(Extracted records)
==================================================

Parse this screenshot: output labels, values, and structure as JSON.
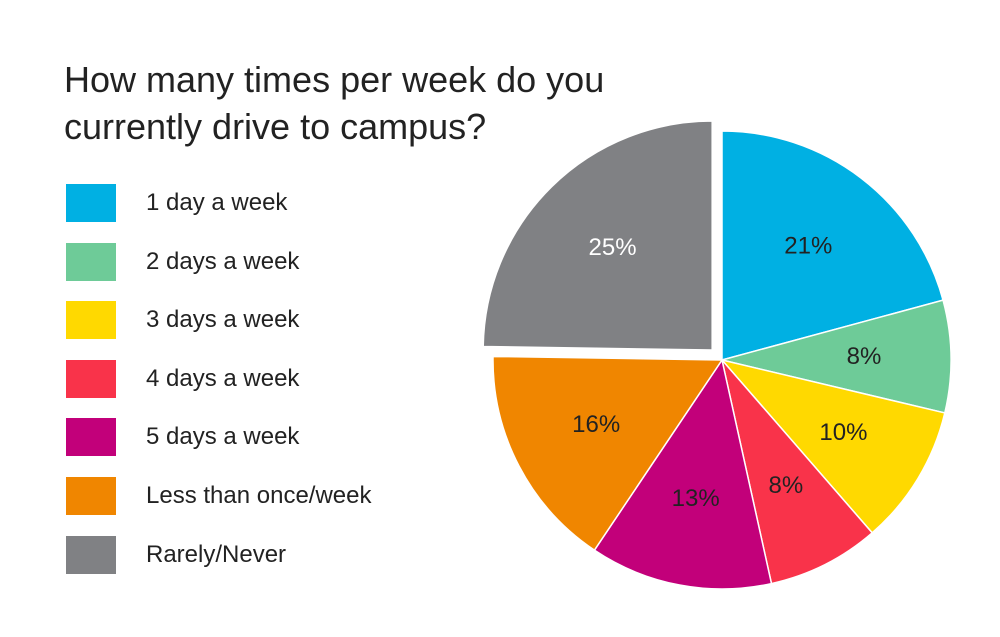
{
  "chart_data": {
    "type": "pie",
    "title": "How many times per week do you currently drive to campus?",
    "slices": [
      {
        "label": "1 day a week",
        "value": 21,
        "display": "21%",
        "color": "#00b0e3",
        "label_color": "#222222",
        "exploded": false
      },
      {
        "label": "2 days a week",
        "value": 8,
        "display": "8%",
        "color": "#6ecb98",
        "label_color": "#222222",
        "exploded": false
      },
      {
        "label": "3 days a week",
        "value": 10,
        "display": "10%",
        "color": "#ffd900",
        "label_color": "#222222",
        "exploded": false
      },
      {
        "label": "4 days a week",
        "value": 8,
        "display": "8%",
        "color": "#f9334a",
        "label_color": "#222222",
        "exploded": false
      },
      {
        "label": "5 days a week",
        "value": 13,
        "display": "13%",
        "color": "#c2007a",
        "label_color": "#222222",
        "exploded": false
      },
      {
        "label": "Less than once/week",
        "value": 16,
        "display": "16%",
        "color": "#f08600",
        "label_color": "#222222",
        "exploded": false
      },
      {
        "label": "Rarely/Never",
        "value": 25,
        "display": "25%",
        "color": "#808184",
        "label_color": "#ffffff",
        "exploded": true
      }
    ],
    "legend_position": "left"
  }
}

==================================================

§ Problem to work on: Take every line from the records above that has the word "days" and copy it.

§ Answer for the task:
        "label": "2 days a week",
        "label": "3 days a week",
        "label": "4 days a week",
        "label": "5 days a week",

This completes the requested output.